··· DATA LINES

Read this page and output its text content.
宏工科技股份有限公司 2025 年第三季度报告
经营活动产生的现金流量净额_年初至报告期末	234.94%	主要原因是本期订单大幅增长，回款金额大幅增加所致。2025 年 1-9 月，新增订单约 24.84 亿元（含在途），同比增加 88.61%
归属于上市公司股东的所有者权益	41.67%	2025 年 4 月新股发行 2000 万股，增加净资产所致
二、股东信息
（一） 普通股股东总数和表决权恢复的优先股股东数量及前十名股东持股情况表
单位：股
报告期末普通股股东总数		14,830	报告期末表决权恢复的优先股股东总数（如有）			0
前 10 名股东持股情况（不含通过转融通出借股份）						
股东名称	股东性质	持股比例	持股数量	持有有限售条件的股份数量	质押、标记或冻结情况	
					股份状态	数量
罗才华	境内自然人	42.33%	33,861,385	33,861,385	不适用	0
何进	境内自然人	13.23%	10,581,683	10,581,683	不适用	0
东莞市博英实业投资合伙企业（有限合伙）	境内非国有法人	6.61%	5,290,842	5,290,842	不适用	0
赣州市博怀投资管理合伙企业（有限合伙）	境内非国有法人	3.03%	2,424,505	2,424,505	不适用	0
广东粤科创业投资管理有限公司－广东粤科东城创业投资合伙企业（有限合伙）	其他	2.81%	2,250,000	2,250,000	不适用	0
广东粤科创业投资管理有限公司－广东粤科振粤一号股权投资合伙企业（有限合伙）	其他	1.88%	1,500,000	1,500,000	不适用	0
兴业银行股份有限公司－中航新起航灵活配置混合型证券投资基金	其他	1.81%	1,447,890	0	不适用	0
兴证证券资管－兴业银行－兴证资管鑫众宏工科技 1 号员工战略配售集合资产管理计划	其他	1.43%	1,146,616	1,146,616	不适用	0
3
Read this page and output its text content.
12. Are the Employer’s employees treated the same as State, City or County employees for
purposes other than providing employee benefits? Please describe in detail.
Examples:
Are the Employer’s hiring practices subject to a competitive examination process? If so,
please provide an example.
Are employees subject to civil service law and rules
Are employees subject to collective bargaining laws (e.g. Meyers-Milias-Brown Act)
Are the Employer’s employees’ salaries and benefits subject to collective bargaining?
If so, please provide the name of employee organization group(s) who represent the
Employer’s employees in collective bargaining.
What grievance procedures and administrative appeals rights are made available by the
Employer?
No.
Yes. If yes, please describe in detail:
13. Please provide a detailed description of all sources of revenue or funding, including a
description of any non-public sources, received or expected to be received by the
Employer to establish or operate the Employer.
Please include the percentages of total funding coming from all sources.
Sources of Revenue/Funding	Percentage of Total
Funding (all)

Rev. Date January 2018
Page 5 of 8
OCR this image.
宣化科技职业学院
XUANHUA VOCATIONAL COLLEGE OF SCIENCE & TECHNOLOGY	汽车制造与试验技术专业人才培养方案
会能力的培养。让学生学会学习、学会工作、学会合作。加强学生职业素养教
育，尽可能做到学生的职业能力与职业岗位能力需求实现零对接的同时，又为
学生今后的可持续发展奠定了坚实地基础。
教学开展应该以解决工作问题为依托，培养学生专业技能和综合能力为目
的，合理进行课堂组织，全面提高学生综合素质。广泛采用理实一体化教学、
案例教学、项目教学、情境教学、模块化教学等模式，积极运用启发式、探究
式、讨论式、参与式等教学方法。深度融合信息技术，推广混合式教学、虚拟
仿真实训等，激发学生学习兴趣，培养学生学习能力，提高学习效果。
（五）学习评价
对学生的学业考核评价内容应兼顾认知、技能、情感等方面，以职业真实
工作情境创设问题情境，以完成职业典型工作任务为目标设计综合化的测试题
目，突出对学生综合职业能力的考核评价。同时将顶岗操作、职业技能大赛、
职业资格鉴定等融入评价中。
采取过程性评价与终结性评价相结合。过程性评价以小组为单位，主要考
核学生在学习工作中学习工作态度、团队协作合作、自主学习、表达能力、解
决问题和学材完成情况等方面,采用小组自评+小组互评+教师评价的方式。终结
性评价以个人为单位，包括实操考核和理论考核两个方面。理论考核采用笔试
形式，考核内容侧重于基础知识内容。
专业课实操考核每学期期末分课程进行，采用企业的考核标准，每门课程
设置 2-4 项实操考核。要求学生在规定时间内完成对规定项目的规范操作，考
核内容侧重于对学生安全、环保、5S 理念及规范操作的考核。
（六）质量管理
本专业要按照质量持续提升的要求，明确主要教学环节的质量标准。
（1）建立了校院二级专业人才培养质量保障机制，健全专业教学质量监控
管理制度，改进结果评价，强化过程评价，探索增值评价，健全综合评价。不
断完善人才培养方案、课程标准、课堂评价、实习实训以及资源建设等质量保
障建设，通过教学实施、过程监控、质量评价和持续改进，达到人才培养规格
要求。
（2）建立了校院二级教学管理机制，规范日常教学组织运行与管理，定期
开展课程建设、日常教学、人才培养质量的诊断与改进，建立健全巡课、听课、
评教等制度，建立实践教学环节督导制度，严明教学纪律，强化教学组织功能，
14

······

TASK DESCRIPTION
Repeat every line of the material exactly as given.

COMPLETED TASK
Read this page and output its text content.
宏工科技股份有限公司 2025 年第三季度报告
经营活动产生的现金流量净额_年初至报告期末	234.94%	主要原因是本期订单大幅增长，回款金额大幅增加所致。2025 年 1-9 月，新增订单约 24.84 亿元（含在途），同比增加 88.61%
归属于上市公司股东的所有者权益	41.67%	2025 年 4 月新股发行 2000 万股，增加净资产所致
二、股东信息
（一） 普通股股东总数和表决权恢复的优先股股东数量及前十名股东持股情况表
单位：股
报告期末普通股股东总数		14,830	报告期末表决权恢复的优先股股东总数（如有）			0
前 10 名股东持股情况（不含通过转融通出借股份）						
股东名称	股东性质	持股比例	持股数量	持有有限售条件的股份数量	质押、标记或冻结情况	
					股份状态	数量
罗才华	境内自然人	42.33%	33,861,385	33,861,385	不适用	0
何进	境内自然人	13.23%	10,581,683	10,581,683	不适用	0
东莞市博英实业投资合伙企业（有限合伙）	境内非国有法人	6.61%	5,290,842	5,290,842	不适用	0
赣州市博怀投资管理合伙企业（有限合伙）	境内非国有法人	3.03%	2,424,505	2,424,505	不适用	0
广东粤科创业投资管理有限公司－广东粤科东城创业投资合伙企业（有限合伙）	其他	2.81%	2,250,000	2,250,000	不适用	0
广东粤科创业投资管理有限公司－广东粤科振粤一号股权投资合伙企业（有限合伙）	其他	1.88%	1,500,000	1,500,000	不适用	0
兴业银行股份有限公司－中航新起航灵活配置混合型证券投资基金	其他	1.81%	1,447,890	0	不适用	0
兴证证券资管－兴业银行－兴证资管鑫众宏工科技 1 号员工战略配售集合资产管理计划	其他	1.43%	1,146,616	1,146,616	不适用	0
3
Read this page and output its text content.
12. Are the Employer’s employees treated the same as State, City or County employees for
purposes other than providing employee benefits? Please describe in detail.
Examples:
Are the Employer’s hiring practices subject to a competitive examination process? If so,
please provide an example.
Are employees subject to civil service law and rules
Are employees subject to collective bargaining laws (e.g. Meyers-Milias-Brown Act)
Are the Employer’s employees’ salaries and benefits subject to collective bargaining?
If so, please provide the name of employee organization group(s) who represent the
Employer’s employees in collective bargaining.
What grievance procedures and administrative appeals rights are made available by the
Employer?
No.
Yes. If yes, please describe in detail:
13. Please provide a detailed description of all sources of revenue or funding, including a
description of any non-public sources, received or expected to be received by the
Employer to establish or operate the Employer.
Please include the percentages of total funding coming from all sources.
Sources of Revenue/Funding	Percentage of Total
Funding (all)

Rev. Date January 2018
Page 5 of 8
OCR this image.
宣化科技职业学院
XUANHUA VOCATIONAL COLLEGE OF SCIENCE & TECHNOLOGY	汽车制造与试验技术专业人才培养方案
会能力的培养。让学生学会学习、学会工作、学会合作。加强学生职业素养教
育，尽可能做到学生的职业能力与职业岗位能力需求实现零对接的同时，又为
学生今后的可持续发展奠定了坚实地基础。
教学开展应该以解决工作问题为依托，培养学生专业技能和综合能力为目
的，合理进行课堂组织，全面提高学生综合素质。广泛采用理实一体化教学、
案例教学、项目教学、情境教学、模块化教学等模式，积极运用启发式、探究
式、讨论式、参与式等教学方法。深度融合信息技术，推广混合式教学、虚拟
仿真实训等，激发学生学习兴趣，培养学生学习能力，提高学习效果。
（五）学习评价
对学生的学业考核评价内容应兼顾认知、技能、情感等方面，以职业真实
工作情境创设问题情境，以完成职业典型工作任务为目标设计综合化的测试题
目，突出对学生综合职业能力的考核评价。同时将顶岗操作、职业技能大赛、
职业资格鉴定等融入评价中。
采取过程性评价与终结性评价相结合。过程性评价以小组为单位，主要考
核学生在学习工作中学习工作态度、团队协作合作、自主学习、表达能力、解
决问题和学材完成情况等方面,采用小组自评+小组互评+教师评价的方式。终结
性评价以个人为单位，包括实操考核和理论考核两个方面。理论考核采用笔试
形式，考核内容侧重于基础知识内容。
专业课实操考核每学期期末分课程进行，采用企业的考核标准，每门课程
设置 2-4 项实操考核。要求学生在规定时间内完成对规定项目的规范操作，考
核内容侧重于对学生安全、环保、5S 理念及规范操作的考核。
（六）质量管理
本专业要按照质量持续提升的要求，明确主要教学环节的质量标准。
（1）建立了校院二级专业人才培养质量保障机制，健全专业教学质量监控
管理制度，改进结果评价，强化过程评价，探索增值评价，健全综合评价。不
断完善人才培养方案、课程标准、课堂评价、实习实训以及资源建设等质量保
障建设，通过教学实施、过程监控、质量评价和持续改进，达到人才培养规格
要求。
（2）建立了校院二级教学管理机制，规范日常教学组织运行与管理，定期
开展课程建设、日常教学、人才培养质量的诊断与改进，建立健全巡课、听课、
评教等制度，建立实践教学环节督导制度，严明教学纪律，强化教学组织功能，
14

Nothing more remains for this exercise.